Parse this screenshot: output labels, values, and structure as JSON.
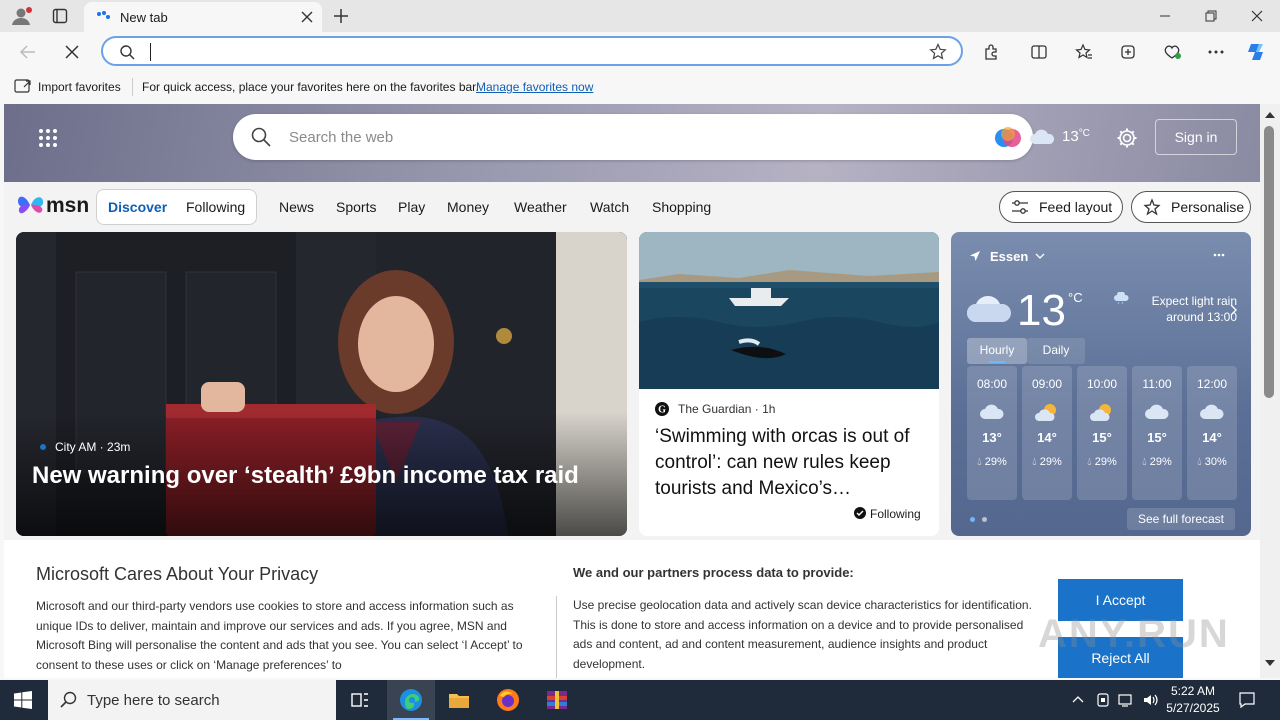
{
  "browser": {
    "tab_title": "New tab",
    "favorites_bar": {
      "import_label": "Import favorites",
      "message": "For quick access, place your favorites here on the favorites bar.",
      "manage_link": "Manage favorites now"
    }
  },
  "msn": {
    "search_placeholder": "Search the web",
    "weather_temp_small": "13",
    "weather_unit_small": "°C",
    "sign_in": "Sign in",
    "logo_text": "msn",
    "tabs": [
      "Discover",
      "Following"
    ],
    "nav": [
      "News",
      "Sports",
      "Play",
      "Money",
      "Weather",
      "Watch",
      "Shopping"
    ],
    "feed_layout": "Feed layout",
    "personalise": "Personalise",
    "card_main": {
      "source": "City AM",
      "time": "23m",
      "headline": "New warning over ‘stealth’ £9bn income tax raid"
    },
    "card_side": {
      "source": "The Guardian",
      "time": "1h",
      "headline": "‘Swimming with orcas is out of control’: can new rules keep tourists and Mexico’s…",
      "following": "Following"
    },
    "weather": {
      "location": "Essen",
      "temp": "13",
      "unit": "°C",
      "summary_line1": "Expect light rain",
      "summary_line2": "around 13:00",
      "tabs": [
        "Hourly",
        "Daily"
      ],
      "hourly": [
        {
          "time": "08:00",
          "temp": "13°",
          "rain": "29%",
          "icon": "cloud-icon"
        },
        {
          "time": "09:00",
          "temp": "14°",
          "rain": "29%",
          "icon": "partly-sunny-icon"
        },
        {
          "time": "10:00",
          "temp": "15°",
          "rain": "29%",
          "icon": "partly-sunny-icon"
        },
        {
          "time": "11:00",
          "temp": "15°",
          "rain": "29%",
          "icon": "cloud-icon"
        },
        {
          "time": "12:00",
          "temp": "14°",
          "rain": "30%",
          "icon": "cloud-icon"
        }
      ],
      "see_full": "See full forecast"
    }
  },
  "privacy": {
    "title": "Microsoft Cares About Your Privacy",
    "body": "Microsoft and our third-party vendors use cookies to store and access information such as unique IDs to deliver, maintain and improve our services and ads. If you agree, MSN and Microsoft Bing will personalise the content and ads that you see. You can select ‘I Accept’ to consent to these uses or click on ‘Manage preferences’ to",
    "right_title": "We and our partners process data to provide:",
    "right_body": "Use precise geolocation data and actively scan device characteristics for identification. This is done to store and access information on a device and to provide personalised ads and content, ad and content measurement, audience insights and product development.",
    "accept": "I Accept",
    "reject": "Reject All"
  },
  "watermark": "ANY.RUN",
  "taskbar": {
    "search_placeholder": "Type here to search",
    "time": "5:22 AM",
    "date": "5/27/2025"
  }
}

--------------------

__EXERCISE DETAILS__
Would you set down the listing exactly, omitting pictures?

__TASK ANSWER__
Parse this screenshot: output labels, values, and structure as JSON.
{
  "browser": {
    "tab_title": "New tab",
    "favorites_bar": {
      "import_label": "Import favorites",
      "message": "For quick access, place your favorites here on the favorites bar.",
      "manage_link": "Manage favorites now"
    }
  },
  "msn": {
    "search_placeholder": "Search the web",
    "weather_temp_small": "13",
    "weather_unit_small": "°C",
    "sign_in": "Sign in",
    "logo_text": "msn",
    "tabs": [
      "Discover",
      "Following"
    ],
    "nav": [
      "News",
      "Sports",
      "Play",
      "Money",
      "Weather",
      "Watch",
      "Shopping"
    ],
    "feed_layout": "Feed layout",
    "personalise": "Personalise",
    "card_main": {
      "source": "City AM",
      "time": "23m",
      "headline": "New warning over ‘stealth’ £9bn income tax raid"
    },
    "card_side": {
      "source": "The Guardian",
      "time": "1h",
      "headline": "‘Swimming with orcas is out of control’: can new rules keep tourists and Mexico’s…",
      "following": "Following"
    },
    "weather": {
      "location": "Essen",
      "temp": "13",
      "unit": "°C",
      "summary_line1": "Expect light rain",
      "summary_line2": "around 13:00",
      "tabs": [
        "Hourly",
        "Daily"
      ],
      "hourly": [
        {
          "time": "08:00",
          "temp": "13°",
          "rain": "29%",
          "icon": "cloud-icon"
        },
        {
          "time": "09:00",
          "temp": "14°",
          "rain": "29%",
          "icon": "partly-sunny-icon"
        },
        {
          "time": "10:00",
          "temp": "15°",
          "rain": "29%",
          "icon": "partly-sunny-icon"
        },
        {
          "time": "11:00",
          "temp": "15°",
          "rain": "29%",
          "icon": "cloud-icon"
        },
        {
          "time": "12:00",
          "temp": "14°",
          "rain": "30%",
          "icon": "cloud-icon"
        }
      ],
      "see_full": "See full forecast"
    }
  },
  "privacy": {
    "title": "Microsoft Cares About Your Privacy",
    "body": "Microsoft and our third-party vendors use cookies to store and access information such as unique IDs to deliver, maintain and improve our services and ads. If you agree, MSN and Microsoft Bing will personalise the content and ads that you see. You can select ‘I Accept’ to consent to these uses or click on ‘Manage preferences’ to",
    "right_title": "We and our partners process data to provide:",
    "right_body": "Use precise geolocation data and actively scan device characteristics for identification. This is done to store and access information on a device and to provide personalised ads and content, ad and content measurement, audience insights and product development.",
    "accept": "I Accept",
    "reject": "Reject All"
  },
  "watermark": "ANY.RUN",
  "taskbar": {
    "search_placeholder": "Type here to search",
    "time": "5:22 AM",
    "date": "5/27/2025"
  }
}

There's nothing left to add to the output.